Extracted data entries
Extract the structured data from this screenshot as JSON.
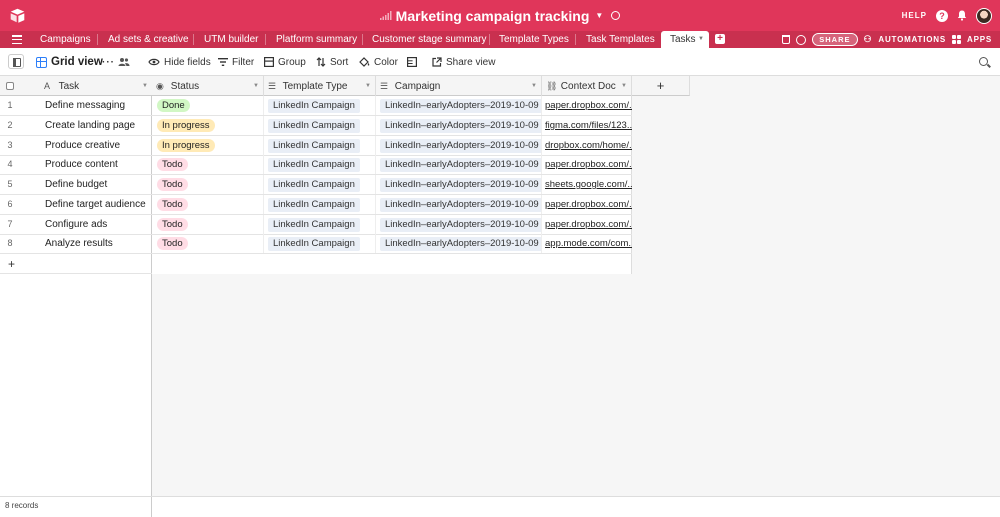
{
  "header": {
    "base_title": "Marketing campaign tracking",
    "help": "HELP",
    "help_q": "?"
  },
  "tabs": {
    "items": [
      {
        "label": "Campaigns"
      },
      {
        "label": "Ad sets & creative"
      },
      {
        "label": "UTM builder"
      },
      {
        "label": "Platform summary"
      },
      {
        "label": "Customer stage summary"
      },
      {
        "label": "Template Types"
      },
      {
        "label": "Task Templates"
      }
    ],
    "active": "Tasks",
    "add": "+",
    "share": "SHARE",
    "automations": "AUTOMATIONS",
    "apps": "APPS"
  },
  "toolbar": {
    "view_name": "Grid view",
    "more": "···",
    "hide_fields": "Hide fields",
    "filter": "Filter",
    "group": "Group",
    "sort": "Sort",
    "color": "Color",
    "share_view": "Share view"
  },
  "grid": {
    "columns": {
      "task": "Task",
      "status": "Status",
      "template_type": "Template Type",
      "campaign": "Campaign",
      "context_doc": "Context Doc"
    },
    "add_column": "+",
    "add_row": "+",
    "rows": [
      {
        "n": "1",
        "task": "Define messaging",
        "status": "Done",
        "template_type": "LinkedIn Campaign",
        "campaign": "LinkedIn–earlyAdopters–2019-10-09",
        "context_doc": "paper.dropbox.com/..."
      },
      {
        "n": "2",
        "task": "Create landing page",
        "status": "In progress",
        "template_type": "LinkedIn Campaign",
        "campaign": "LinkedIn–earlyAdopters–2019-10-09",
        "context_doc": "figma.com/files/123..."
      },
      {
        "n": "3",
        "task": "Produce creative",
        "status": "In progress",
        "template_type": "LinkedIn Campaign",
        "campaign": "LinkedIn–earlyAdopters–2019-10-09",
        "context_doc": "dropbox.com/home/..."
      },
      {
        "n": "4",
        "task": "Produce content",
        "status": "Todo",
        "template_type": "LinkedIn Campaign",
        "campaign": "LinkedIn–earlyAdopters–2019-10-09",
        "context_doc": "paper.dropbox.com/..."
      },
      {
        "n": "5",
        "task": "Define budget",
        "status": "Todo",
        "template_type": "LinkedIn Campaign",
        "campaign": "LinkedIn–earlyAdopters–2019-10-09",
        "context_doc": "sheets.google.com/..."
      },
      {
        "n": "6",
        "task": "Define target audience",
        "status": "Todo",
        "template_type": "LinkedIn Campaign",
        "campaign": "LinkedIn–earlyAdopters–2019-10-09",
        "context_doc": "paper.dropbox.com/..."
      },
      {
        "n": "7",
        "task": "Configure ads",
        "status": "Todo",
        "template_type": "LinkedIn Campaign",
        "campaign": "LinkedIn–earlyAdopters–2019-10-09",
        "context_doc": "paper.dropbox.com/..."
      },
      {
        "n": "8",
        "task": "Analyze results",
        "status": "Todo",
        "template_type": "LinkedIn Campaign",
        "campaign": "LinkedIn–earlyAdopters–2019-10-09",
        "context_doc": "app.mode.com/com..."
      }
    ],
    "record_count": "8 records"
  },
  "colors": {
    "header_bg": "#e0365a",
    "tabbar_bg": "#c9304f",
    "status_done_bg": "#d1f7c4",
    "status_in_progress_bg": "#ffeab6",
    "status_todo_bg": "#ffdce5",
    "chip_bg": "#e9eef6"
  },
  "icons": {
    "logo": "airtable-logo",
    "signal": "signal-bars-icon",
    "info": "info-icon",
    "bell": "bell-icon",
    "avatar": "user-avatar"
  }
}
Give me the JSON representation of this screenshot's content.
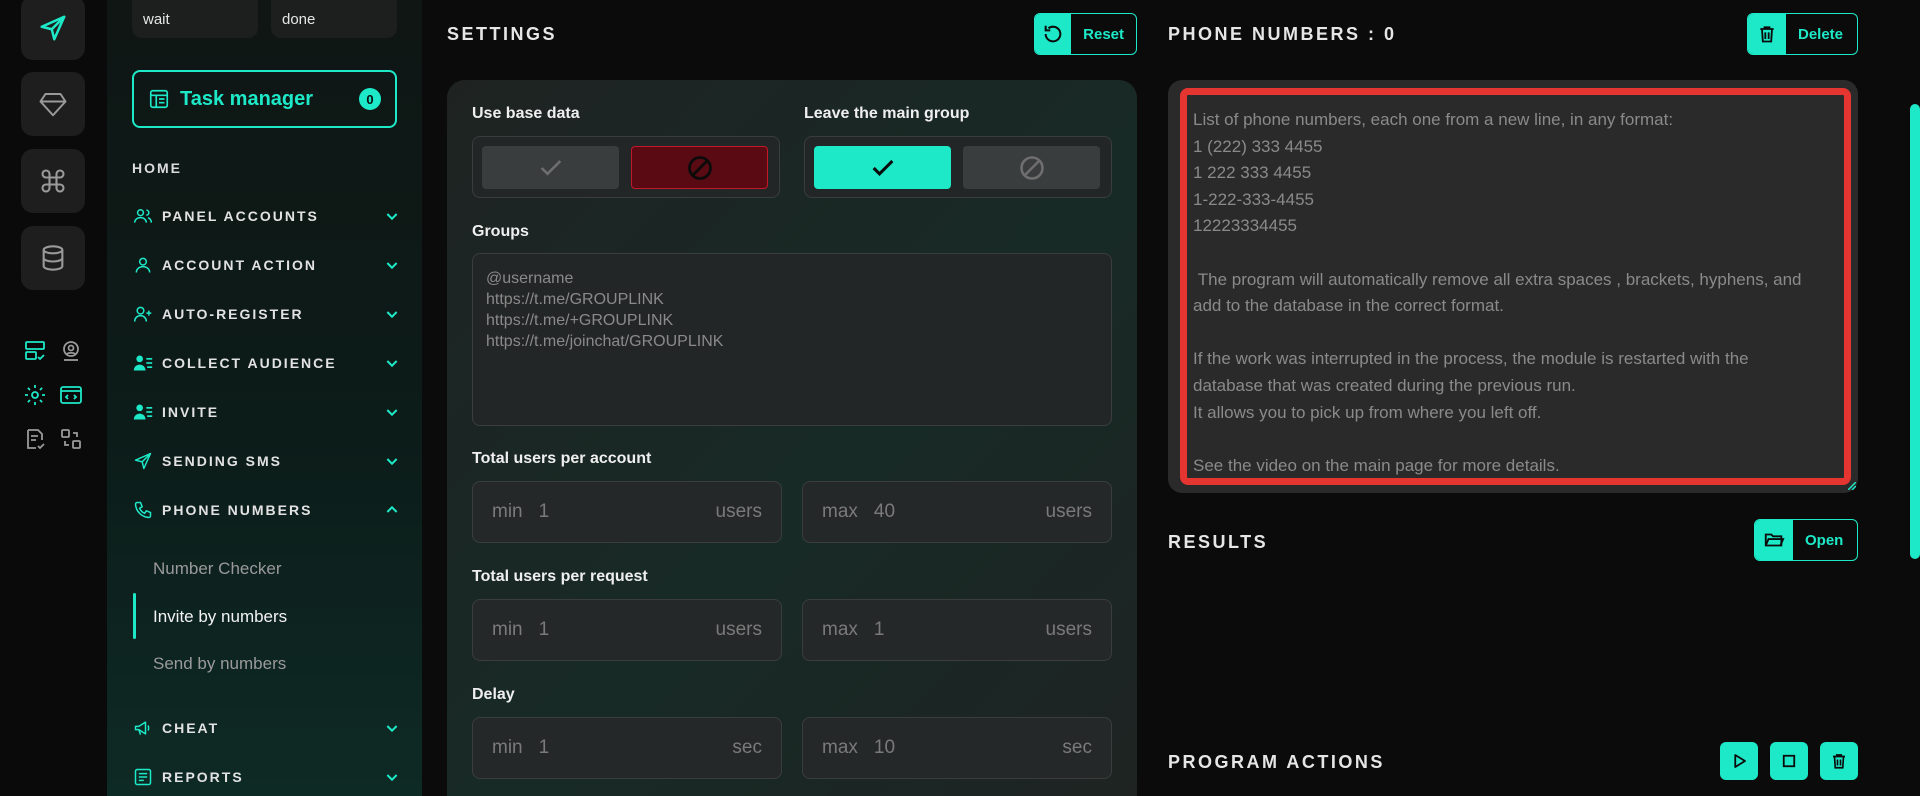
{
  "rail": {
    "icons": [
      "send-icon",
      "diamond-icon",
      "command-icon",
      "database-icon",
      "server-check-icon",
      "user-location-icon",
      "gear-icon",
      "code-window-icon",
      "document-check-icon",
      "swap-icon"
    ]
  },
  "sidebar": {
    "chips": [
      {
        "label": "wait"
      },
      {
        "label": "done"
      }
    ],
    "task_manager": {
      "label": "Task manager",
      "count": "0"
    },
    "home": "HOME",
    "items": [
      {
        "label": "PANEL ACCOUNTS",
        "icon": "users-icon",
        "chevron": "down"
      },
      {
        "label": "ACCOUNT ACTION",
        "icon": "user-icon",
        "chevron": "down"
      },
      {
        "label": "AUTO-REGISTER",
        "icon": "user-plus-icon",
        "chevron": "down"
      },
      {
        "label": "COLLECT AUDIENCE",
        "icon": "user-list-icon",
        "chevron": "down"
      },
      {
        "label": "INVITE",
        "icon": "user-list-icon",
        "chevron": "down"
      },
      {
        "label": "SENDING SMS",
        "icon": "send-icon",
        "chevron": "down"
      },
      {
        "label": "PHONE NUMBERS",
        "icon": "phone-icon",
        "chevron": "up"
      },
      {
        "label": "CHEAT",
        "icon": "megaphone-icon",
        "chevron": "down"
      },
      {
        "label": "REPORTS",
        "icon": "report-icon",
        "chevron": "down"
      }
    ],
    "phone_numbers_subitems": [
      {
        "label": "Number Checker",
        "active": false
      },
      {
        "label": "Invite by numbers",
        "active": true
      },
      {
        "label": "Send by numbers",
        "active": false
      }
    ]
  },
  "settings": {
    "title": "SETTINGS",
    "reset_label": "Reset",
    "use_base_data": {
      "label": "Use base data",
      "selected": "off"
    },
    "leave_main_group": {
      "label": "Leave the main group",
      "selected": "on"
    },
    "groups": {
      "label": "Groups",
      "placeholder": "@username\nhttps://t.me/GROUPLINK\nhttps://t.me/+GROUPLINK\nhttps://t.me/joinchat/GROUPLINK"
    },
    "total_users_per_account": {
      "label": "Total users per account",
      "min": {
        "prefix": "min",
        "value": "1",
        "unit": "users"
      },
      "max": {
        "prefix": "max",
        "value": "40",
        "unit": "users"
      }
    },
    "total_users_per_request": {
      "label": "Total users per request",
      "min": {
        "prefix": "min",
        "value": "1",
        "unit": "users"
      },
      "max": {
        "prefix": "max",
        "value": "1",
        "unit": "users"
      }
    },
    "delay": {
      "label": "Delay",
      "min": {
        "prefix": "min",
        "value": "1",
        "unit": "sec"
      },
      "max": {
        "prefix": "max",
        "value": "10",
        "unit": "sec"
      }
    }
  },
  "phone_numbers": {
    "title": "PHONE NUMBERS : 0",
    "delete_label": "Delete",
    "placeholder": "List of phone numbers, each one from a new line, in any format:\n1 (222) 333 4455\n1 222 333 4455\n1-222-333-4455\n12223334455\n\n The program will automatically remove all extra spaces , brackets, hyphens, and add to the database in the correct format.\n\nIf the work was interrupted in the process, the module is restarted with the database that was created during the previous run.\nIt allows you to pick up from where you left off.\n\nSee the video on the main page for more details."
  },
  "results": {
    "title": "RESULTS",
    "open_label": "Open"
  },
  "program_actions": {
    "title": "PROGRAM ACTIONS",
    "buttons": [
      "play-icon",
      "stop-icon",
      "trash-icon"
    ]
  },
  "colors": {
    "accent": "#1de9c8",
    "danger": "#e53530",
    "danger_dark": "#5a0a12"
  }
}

◆ **DO THIS**
Without including any pictures, print each record exactly.

◆ **RESPONSE BELOW**
Extract the structured data from this screenshot as JSON.
{
  "header": {
    "base_title": "Marketing campaign tracking",
    "help": "HELP",
    "help_q": "?"
  },
  "tabs": {
    "items": [
      {
        "label": "Campaigns"
      },
      {
        "label": "Ad sets & creative"
      },
      {
        "label": "UTM builder"
      },
      {
        "label": "Platform summary"
      },
      {
        "label": "Customer stage summary"
      },
      {
        "label": "Template Types"
      },
      {
        "label": "Task Templates"
      }
    ],
    "active": "Tasks",
    "add": "+",
    "share": "SHARE",
    "automations": "AUTOMATIONS",
    "apps": "APPS"
  },
  "toolbar": {
    "view_name": "Grid view",
    "more": "···",
    "hide_fields": "Hide fields",
    "filter": "Filter",
    "group": "Group",
    "sort": "Sort",
    "color": "Color",
    "share_view": "Share view"
  },
  "grid": {
    "columns": {
      "task": "Task",
      "status": "Status",
      "template_type": "Template Type",
      "campaign": "Campaign",
      "context_doc": "Context Doc"
    },
    "add_column": "+",
    "add_row": "+",
    "rows": [
      {
        "n": "1",
        "task": "Define messaging",
        "status": "Done",
        "template_type": "LinkedIn Campaign",
        "campaign": "LinkedIn–earlyAdopters–2019-10-09",
        "context_doc": "paper.dropbox.com/..."
      },
      {
        "n": "2",
        "task": "Create landing page",
        "status": "In progress",
        "template_type": "LinkedIn Campaign",
        "campaign": "LinkedIn–earlyAdopters–2019-10-09",
        "context_doc": "figma.com/files/123..."
      },
      {
        "n": "3",
        "task": "Produce creative",
        "status": "In progress",
        "template_type": "LinkedIn Campaign",
        "campaign": "LinkedIn–earlyAdopters–2019-10-09",
        "context_doc": "dropbox.com/home/..."
      },
      {
        "n": "4",
        "task": "Produce content",
        "status": "Todo",
        "template_type": "LinkedIn Campaign",
        "campaign": "LinkedIn–earlyAdopters–2019-10-09",
        "context_doc": "paper.dropbox.com/..."
      },
      {
        "n": "5",
        "task": "Define budget",
        "status": "Todo",
        "template_type": "LinkedIn Campaign",
        "campaign": "LinkedIn–earlyAdopters–2019-10-09",
        "context_doc": "sheets.google.com/..."
      },
      {
        "n": "6",
        "task": "Define target audience",
        "status": "Todo",
        "template_type": "LinkedIn Campaign",
        "campaign": "LinkedIn–earlyAdopters–2019-10-09",
        "context_doc": "paper.dropbox.com/..."
      },
      {
        "n": "7",
        "task": "Configure ads",
        "status": "Todo",
        "template_type": "LinkedIn Campaign",
        "campaign": "LinkedIn–earlyAdopters–2019-10-09",
        "context_doc": "paper.dropbox.com/..."
      },
      {
        "n": "8",
        "task": "Analyze results",
        "status": "Todo",
        "template_type": "LinkedIn Campaign",
        "campaign": "LinkedIn–earlyAdopters–2019-10-09",
        "context_doc": "app.mode.com/com..."
      }
    ],
    "record_count": "8 records"
  },
  "colors": {
    "header_bg": "#e0365a",
    "tabbar_bg": "#c9304f",
    "status_done_bg": "#d1f7c4",
    "status_in_progress_bg": "#ffeab6",
    "status_todo_bg": "#ffdce5",
    "chip_bg": "#e9eef6"
  },
  "icons": {
    "logo": "airtable-logo",
    "signal": "signal-bars-icon",
    "info": "info-icon",
    "bell": "bell-icon",
    "avatar": "user-avatar"
  }
}
Give me the JSON representation of this screenshot's content.
{
  "rail": {
    "icons": [
      "send-icon",
      "diamond-icon",
      "command-icon",
      "database-icon",
      "server-check-icon",
      "user-location-icon",
      "gear-icon",
      "code-window-icon",
      "document-check-icon",
      "swap-icon"
    ]
  },
  "sidebar": {
    "chips": [
      {
        "label": "wait"
      },
      {
        "label": "done"
      }
    ],
    "task_manager": {
      "label": "Task manager",
      "count": "0"
    },
    "home": "HOME",
    "items": [
      {
        "label": "PANEL ACCOUNTS",
        "icon": "users-icon",
        "chevron": "down"
      },
      {
        "label": "ACCOUNT ACTION",
        "icon": "user-icon",
        "chevron": "down"
      },
      {
        "label": "AUTO-REGISTER",
        "icon": "user-plus-icon",
        "chevron": "down"
      },
      {
        "label": "COLLECT AUDIENCE",
        "icon": "user-list-icon",
        "chevron": "down"
      },
      {
        "label": "INVITE",
        "icon": "user-list-icon",
        "chevron": "down"
      },
      {
        "label": "SENDING SMS",
        "icon": "send-icon",
        "chevron": "down"
      },
      {
        "label": "PHONE NUMBERS",
        "icon": "phone-icon",
        "chevron": "up"
      },
      {
        "label": "CHEAT",
        "icon": "megaphone-icon",
        "chevron": "down"
      },
      {
        "label": "REPORTS",
        "icon": "report-icon",
        "chevron": "down"
      }
    ],
    "phone_numbers_subitems": [
      {
        "label": "Number Checker",
        "active": false
      },
      {
        "label": "Invite by numbers",
        "active": true
      },
      {
        "label": "Send by numbers",
        "active": false
      }
    ]
  },
  "settings": {
    "title": "SETTINGS",
    "reset_label": "Reset",
    "use_base_data": {
      "label": "Use base data",
      "selected": "off"
    },
    "leave_main_group": {
      "label": "Leave the main group",
      "selected": "on"
    },
    "groups": {
      "label": "Groups",
      "placeholder": "@username\nhttps://t.me/GROUPLINK\nhttps://t.me/+GROUPLINK\nhttps://t.me/joinchat/GROUPLINK"
    },
    "total_users_per_account": {
      "label": "Total users per account",
      "min": {
        "prefix": "min",
        "value": "1",
        "unit": "users"
      },
      "max": {
        "prefix": "max",
        "value": "40",
        "unit": "users"
      }
    },
    "total_users_per_request": {
      "label": "Total users per request",
      "min": {
        "prefix": "min",
        "value": "1",
        "unit": "users"
      },
      "max": {
        "prefix": "max",
        "value": "1",
        "unit": "users"
      }
    },
    "delay": {
      "label": "Delay",
      "min": {
        "prefix": "min",
        "value": "1",
        "unit": "sec"
      },
      "max": {
        "prefix": "max",
        "value": "10",
        "unit": "sec"
      }
    }
  },
  "phone_numbers": {
    "title": "PHONE NUMBERS : 0",
    "delete_label": "Delete",
    "placeholder": "List of phone numbers, each one from a new line, in any format:\n1 (222) 333 4455\n1 222 333 4455\n1-222-333-4455\n12223334455\n\n The program will automatically remove all extra spaces , brackets, hyphens, and add to the database in the correct format.\n\nIf the work was interrupted in the process, the module is restarted with the database that was created during the previous run.\nIt allows you to pick up from where you left off.\n\nSee the video on the main page for more details."
  },
  "results": {
    "title": "RESULTS",
    "open_label": "Open"
  },
  "program_actions": {
    "title": "PROGRAM ACTIONS",
    "buttons": [
      "play-icon",
      "stop-icon",
      "trash-icon"
    ]
  },
  "colors": {
    "accent": "#1de9c8",
    "danger": "#e53530",
    "danger_dark": "#5a0a12"
  }
}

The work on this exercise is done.